* **Data provided**:
-- BEGIN --

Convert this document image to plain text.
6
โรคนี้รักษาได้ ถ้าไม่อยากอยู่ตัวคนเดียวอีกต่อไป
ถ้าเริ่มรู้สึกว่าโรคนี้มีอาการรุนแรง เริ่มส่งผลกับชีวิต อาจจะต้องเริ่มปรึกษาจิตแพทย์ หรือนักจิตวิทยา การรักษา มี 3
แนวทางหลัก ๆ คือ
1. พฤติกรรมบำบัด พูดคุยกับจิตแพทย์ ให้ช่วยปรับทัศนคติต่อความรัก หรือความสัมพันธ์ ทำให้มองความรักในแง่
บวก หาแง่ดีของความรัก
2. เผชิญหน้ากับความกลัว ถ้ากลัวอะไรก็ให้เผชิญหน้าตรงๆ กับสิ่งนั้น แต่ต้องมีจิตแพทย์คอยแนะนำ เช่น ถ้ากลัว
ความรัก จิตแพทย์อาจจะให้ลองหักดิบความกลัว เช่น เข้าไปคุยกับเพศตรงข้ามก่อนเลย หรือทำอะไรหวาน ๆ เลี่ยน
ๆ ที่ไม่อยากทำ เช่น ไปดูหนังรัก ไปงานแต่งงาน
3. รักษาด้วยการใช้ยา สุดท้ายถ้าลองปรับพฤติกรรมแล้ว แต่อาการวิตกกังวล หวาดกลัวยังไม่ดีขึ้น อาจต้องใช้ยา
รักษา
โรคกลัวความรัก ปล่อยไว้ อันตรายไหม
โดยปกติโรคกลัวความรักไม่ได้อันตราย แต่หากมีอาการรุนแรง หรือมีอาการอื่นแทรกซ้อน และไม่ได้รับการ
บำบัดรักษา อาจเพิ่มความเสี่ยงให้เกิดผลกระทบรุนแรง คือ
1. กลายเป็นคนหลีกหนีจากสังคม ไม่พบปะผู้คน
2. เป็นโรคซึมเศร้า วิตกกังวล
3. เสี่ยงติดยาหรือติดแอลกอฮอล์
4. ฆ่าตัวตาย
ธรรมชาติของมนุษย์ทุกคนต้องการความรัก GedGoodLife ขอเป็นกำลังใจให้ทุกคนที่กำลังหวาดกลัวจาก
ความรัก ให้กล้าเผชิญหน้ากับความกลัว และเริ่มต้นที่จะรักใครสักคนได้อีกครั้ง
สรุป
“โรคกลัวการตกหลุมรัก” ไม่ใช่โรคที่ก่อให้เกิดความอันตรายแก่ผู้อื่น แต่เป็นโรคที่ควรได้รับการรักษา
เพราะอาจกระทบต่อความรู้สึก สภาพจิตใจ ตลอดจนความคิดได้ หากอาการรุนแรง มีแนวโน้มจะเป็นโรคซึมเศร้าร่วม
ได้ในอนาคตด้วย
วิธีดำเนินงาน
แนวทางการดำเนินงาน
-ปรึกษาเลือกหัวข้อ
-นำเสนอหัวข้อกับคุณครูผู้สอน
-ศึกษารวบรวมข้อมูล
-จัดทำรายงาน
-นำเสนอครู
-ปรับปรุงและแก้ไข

-- END --

* **Work instructions**: For the listing above, identify each line bearing "วความร".

* **The response**:
โรคกลัวความรัก ปล่อยไว้ อันตรายไหม
โดยปกติโรคกลัวความรักไม่ได้อันตราย แต่หากมีอาการรุนแรง หรือมีอาการอื่นแทรกซ้อน และไม่ได้รับการ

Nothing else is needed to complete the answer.